══ DATA FOR PROCESSING ══
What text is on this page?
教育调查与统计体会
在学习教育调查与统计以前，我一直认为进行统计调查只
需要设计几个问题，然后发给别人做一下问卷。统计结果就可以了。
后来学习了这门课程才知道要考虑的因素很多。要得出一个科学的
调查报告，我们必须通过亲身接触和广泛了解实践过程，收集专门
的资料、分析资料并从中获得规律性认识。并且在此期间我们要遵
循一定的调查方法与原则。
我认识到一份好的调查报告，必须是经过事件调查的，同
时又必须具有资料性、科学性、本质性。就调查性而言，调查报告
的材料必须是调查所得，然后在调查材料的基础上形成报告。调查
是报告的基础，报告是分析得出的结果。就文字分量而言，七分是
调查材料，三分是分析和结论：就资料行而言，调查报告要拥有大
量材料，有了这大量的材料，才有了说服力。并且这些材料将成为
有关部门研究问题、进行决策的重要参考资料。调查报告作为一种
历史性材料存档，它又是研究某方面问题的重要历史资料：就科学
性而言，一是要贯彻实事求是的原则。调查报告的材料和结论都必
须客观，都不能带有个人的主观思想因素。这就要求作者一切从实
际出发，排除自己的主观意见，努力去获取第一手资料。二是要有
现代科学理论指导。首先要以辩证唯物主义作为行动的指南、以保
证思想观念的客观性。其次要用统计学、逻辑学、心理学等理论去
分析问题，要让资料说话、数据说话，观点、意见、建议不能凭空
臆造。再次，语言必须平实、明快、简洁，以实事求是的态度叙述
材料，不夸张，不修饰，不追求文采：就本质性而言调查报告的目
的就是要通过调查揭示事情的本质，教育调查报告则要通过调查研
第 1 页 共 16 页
═══
#### PROBLEM REQUIREMENTS:
Repeat all entries. Match them exactly.

#### OUTPUT BELOW:
What text is on this page?
教育调查与统计体会
在学习教育调查与统计以前，我一直认为进行统计调查只
需要设计几个问题，然后发给别人做一下问卷。统计结果就可以了。
后来学习了这门课程才知道要考虑的因素很多。要得出一个科学的
调查报告，我们必须通过亲身接触和广泛了解实践过程，收集专门
的资料、分析资料并从中获得规律性认识。并且在此期间我们要遵
循一定的调查方法与原则。
我认识到一份好的调查报告，必须是经过事件调查的，同
时又必须具有资料性、科学性、本质性。就调查性而言，调查报告
的材料必须是调查所得，然后在调查材料的基础上形成报告。调查
是报告的基础，报告是分析得出的结果。就文字分量而言，七分是
调查材料，三分是分析和结论：就资料行而言，调查报告要拥有大
量材料，有了这大量的材料，才有了说服力。并且这些材料将成为
有关部门研究问题、进行决策的重要参考资料。调查报告作为一种
历史性材料存档，它又是研究某方面问题的重要历史资料：就科学
性而言，一是要贯彻实事求是的原则。调查报告的材料和结论都必
须客观，都不能带有个人的主观思想因素。这就要求作者一切从实
际出发，排除自己的主观意见，努力去获取第一手资料。二是要有
现代科学理论指导。首先要以辩证唯物主义作为行动的指南、以保
证思想观念的客观性。其次要用统计学、逻辑学、心理学等理论去
分析问题，要让资料说话、数据说话，观点、意见、建议不能凭空
臆造。再次，语言必须平实、明快、简洁，以实事求是的态度叙述
材料，不夸张，不修饰，不追求文采：就本质性而言调查报告的目
的就是要通过调查揭示事情的本质，教育调查报告则要通过调查研
第 1 页 共 16 页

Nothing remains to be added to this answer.